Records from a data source
+++++
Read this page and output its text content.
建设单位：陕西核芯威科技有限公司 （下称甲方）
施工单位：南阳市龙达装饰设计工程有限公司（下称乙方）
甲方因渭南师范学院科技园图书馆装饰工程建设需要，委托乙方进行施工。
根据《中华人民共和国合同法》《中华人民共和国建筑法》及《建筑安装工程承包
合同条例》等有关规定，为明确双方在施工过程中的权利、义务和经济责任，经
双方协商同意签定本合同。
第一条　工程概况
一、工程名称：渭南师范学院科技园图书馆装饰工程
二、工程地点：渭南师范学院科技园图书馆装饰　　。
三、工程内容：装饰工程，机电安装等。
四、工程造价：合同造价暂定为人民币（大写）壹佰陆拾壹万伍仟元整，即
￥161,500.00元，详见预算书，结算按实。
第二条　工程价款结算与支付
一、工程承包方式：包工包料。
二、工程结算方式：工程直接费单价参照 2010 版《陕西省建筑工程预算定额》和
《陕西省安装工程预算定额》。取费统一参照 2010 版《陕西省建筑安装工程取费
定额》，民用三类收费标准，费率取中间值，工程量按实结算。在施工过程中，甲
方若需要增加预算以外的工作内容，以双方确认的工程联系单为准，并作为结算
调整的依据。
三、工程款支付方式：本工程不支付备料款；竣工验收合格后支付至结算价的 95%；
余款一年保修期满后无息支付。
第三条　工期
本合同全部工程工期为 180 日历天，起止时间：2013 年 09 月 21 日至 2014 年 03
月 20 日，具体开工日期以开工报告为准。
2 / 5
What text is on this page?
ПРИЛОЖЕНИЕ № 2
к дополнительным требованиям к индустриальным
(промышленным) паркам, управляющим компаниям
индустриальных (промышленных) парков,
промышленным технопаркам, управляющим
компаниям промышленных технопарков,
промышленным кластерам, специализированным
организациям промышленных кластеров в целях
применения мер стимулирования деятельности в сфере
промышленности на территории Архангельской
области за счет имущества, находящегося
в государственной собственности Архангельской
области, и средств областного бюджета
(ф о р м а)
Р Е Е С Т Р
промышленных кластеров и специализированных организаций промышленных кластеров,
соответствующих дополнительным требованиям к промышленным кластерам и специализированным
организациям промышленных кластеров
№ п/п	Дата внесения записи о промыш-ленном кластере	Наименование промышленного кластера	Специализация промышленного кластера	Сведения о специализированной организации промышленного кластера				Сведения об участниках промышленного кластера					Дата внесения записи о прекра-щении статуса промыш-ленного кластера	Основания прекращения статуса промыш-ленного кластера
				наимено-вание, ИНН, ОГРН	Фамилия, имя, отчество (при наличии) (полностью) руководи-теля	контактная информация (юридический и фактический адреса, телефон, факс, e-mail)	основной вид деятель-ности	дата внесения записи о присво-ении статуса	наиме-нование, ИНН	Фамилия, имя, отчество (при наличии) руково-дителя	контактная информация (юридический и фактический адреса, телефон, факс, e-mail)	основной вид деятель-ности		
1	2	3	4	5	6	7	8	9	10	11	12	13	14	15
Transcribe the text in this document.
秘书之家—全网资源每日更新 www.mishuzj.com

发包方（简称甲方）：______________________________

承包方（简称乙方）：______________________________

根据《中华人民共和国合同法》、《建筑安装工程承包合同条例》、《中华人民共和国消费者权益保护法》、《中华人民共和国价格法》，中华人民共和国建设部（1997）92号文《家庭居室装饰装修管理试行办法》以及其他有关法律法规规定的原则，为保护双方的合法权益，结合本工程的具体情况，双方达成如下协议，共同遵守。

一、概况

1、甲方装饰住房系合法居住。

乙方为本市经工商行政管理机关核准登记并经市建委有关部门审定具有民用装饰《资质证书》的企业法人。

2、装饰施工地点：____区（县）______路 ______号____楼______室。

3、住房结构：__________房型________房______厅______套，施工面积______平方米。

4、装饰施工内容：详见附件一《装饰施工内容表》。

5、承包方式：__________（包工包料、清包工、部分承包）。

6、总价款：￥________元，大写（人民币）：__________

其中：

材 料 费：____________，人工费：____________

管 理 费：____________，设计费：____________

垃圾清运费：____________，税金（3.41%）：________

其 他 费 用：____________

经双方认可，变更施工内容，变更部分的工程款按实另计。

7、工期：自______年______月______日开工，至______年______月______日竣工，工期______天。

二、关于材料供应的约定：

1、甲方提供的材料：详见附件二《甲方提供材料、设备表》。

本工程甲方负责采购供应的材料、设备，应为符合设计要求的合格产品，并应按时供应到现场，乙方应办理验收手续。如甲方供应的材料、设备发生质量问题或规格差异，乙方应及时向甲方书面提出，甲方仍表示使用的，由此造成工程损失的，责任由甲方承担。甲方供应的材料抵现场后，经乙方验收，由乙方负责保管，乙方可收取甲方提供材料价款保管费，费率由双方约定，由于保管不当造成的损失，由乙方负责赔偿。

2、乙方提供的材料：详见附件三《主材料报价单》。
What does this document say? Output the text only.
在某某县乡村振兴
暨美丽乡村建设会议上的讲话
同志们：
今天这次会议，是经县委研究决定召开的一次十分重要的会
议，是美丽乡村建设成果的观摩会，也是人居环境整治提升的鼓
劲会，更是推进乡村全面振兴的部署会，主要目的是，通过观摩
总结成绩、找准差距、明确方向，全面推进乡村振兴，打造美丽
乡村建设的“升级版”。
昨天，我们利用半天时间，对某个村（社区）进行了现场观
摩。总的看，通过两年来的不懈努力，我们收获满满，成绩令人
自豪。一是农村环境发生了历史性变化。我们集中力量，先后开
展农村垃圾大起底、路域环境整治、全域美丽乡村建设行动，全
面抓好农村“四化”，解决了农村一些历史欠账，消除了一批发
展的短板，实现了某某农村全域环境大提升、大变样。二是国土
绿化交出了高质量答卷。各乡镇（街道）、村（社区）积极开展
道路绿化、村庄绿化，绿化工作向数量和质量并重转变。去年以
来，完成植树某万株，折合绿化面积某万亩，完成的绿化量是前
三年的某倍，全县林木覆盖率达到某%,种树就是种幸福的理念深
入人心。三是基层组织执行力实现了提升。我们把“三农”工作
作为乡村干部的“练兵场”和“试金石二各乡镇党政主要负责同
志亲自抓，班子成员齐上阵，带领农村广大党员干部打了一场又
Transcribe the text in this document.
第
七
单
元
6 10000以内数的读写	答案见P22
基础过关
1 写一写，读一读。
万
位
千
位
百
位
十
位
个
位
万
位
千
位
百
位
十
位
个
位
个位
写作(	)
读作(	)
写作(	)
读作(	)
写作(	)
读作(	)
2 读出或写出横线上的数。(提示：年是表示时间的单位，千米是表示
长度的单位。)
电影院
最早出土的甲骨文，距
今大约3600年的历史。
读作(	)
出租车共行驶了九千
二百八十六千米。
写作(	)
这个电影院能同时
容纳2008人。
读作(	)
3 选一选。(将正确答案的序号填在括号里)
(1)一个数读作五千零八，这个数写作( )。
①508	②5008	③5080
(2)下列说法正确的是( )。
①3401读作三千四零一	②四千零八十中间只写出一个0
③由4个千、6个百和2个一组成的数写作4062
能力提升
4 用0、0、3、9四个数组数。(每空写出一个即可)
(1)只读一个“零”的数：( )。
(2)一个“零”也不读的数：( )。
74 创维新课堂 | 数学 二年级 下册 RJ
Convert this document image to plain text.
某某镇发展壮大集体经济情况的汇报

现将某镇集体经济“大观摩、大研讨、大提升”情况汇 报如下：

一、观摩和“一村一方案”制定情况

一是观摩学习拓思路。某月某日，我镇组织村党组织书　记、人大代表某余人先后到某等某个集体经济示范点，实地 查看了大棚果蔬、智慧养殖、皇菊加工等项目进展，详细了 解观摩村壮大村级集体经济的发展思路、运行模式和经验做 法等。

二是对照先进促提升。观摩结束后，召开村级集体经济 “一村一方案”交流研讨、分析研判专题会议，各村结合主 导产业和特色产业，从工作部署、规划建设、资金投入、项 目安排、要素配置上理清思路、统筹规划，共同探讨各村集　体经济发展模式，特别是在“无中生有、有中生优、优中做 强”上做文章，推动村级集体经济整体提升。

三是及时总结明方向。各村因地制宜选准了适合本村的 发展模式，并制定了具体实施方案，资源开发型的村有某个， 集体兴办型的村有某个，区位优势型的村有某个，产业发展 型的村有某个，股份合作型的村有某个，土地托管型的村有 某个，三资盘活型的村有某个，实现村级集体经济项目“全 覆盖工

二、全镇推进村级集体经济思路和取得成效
+++++
Problem:
Which lines contain "специализированным"? Copy each of them.

Response below:
промышленным кластерам, специализированным
соответствующих дополнительным требованиям к промышленным кластерам и специализированным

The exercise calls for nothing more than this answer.